EXERCISE INSTRUCTIONS: Filter the entries and keep only the lines where the string "nastavení" appears.

Stored items
==*==
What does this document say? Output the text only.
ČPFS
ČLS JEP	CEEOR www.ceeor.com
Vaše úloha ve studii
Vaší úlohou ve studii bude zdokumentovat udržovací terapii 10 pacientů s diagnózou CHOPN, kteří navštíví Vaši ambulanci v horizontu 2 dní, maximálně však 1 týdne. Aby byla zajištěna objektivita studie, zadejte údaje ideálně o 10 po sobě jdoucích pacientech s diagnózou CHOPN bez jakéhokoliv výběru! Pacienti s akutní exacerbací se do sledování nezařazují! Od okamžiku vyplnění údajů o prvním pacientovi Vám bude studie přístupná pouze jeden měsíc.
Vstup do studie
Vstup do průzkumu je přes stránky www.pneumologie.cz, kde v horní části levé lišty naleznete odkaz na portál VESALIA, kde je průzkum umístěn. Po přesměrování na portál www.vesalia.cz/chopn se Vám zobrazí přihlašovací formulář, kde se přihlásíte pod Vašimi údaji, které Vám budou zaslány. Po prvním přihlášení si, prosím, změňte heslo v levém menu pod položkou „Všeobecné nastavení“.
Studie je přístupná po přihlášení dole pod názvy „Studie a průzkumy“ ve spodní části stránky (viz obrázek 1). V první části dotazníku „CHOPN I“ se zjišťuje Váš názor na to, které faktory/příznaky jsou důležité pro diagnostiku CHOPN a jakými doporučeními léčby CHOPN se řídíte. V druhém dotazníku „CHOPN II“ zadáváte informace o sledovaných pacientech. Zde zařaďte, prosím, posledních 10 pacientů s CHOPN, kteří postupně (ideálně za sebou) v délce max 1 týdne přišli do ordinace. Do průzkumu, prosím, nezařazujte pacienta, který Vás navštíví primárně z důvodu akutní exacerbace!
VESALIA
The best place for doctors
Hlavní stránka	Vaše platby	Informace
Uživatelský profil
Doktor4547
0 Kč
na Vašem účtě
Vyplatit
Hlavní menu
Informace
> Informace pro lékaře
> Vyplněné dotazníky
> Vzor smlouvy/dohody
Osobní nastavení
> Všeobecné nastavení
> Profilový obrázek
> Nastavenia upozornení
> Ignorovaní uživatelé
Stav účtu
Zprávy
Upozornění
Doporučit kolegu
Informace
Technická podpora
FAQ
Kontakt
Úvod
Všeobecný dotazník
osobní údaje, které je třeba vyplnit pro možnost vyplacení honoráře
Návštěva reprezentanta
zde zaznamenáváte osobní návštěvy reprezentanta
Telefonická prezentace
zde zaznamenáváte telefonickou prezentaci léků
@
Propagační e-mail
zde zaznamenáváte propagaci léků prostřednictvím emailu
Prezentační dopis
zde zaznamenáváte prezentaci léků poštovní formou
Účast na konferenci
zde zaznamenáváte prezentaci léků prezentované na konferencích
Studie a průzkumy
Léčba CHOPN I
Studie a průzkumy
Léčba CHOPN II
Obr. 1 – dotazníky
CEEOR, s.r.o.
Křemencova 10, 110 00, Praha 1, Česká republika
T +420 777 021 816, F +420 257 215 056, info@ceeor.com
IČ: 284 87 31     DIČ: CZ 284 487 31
==*==
WRITTEN ANSWER:
Vstup do průzkumu je přes stránky www.pneumologie.cz, kde v horní části levé lišty naleznete odkaz na portál VESALIA, kde je průzkum umístěn. Po přesměrování na portál www.vesalia.cz/chopn se Vám zobrazí přihlašovací formulář, kde se přihlásíte pod Vašimi údaji, které Vám budou zaslány. Po prvním přihlášení si, prosím, změňte heslo v levém menu pod položkou „Všeobecné nastavení“.
Osobní nastavení
> Všeobecné nastavení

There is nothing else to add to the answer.